To do => Return all lines with the word "ISIS" in them.

Records to process =>
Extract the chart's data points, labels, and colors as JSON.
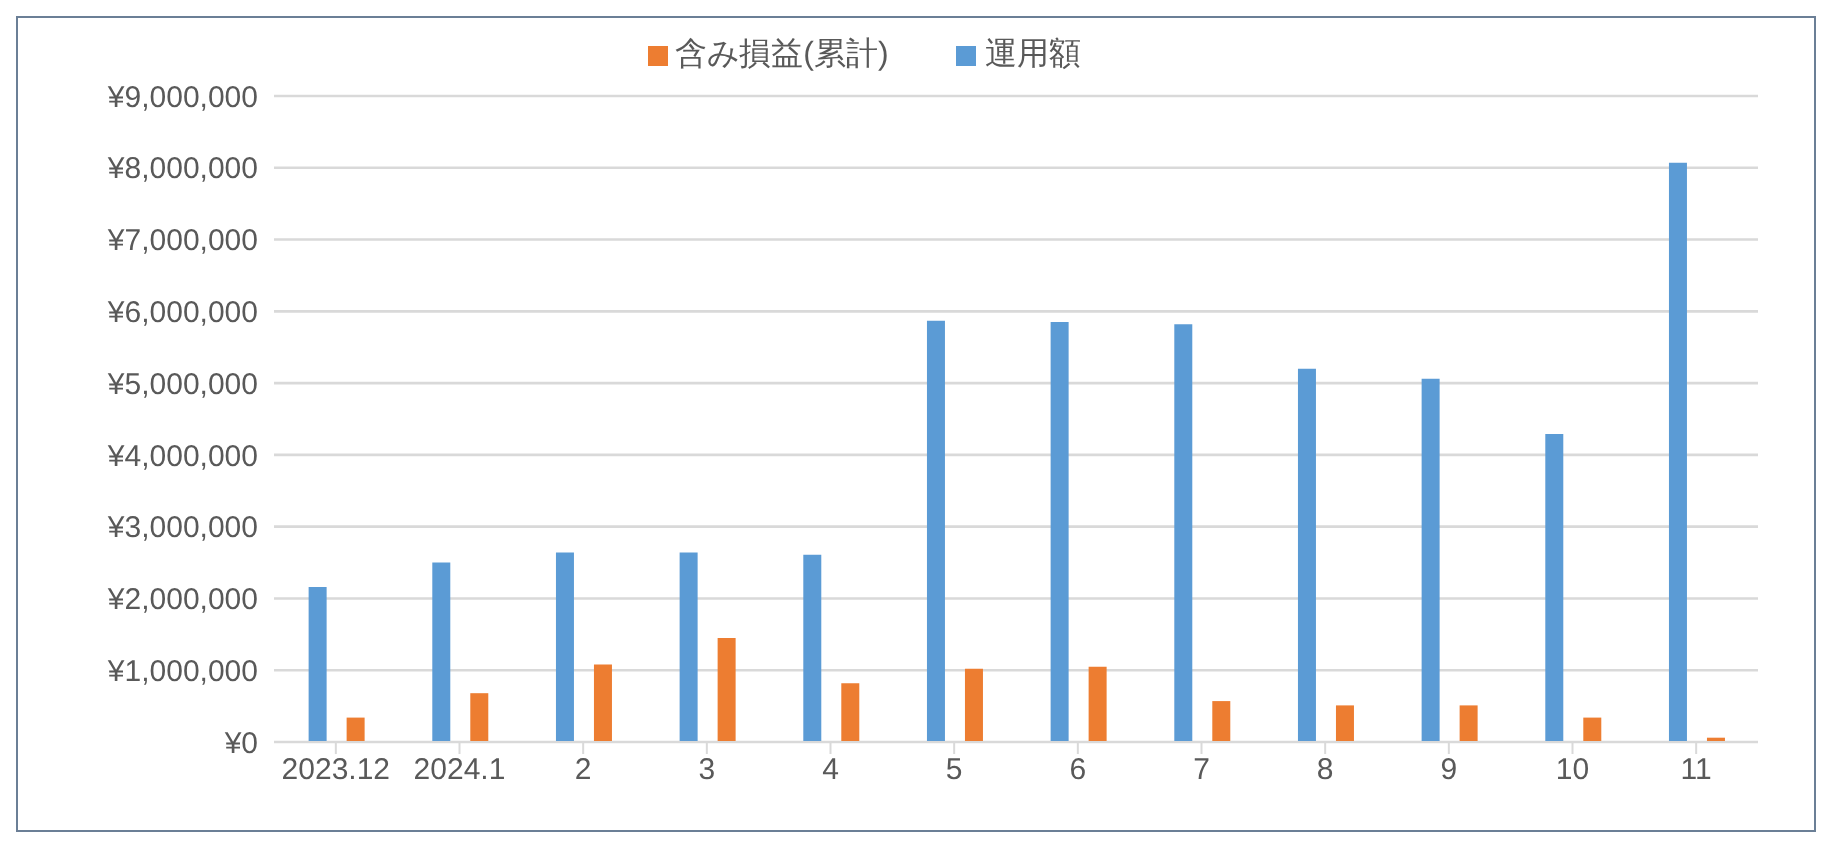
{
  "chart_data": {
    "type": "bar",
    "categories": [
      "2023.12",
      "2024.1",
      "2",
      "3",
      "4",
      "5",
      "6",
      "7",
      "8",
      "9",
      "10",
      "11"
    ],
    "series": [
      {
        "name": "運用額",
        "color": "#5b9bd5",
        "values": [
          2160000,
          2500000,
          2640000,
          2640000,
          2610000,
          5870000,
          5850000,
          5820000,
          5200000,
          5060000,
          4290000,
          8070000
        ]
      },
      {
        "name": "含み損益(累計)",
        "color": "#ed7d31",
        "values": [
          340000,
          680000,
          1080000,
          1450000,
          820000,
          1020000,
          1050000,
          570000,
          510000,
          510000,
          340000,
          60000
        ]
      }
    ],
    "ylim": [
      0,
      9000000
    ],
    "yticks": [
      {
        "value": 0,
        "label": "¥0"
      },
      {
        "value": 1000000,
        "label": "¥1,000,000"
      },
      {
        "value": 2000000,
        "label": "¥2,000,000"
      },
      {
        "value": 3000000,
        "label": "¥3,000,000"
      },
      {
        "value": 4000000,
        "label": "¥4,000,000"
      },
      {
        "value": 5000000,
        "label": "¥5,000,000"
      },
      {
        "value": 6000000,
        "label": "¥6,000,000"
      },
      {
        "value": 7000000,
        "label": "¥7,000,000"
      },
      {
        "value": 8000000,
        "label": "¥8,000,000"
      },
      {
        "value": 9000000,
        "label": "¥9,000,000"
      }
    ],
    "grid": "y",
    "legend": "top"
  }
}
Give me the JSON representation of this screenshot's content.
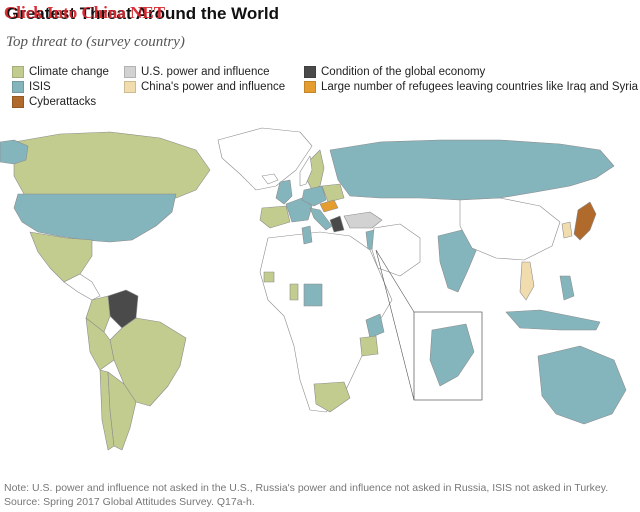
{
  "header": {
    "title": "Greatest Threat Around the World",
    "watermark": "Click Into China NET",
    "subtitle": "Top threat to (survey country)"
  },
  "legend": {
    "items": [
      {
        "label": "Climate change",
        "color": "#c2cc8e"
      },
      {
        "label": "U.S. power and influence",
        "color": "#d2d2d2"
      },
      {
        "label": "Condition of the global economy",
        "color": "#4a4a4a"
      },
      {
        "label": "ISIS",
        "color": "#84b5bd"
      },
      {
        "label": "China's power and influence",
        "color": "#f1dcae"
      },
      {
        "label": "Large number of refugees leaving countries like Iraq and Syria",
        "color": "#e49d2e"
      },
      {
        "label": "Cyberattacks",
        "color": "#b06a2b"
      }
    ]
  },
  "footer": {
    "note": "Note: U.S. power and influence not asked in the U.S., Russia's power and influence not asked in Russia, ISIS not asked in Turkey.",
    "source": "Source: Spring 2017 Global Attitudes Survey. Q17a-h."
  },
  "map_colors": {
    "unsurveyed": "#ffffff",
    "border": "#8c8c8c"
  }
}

Exercise answer =>
        "label": "ISIS",
    "note": "Note: U.S. power and influence not asked in the U.S., Russia's power and influence not asked in Russia, ISIS not asked in Turkey.",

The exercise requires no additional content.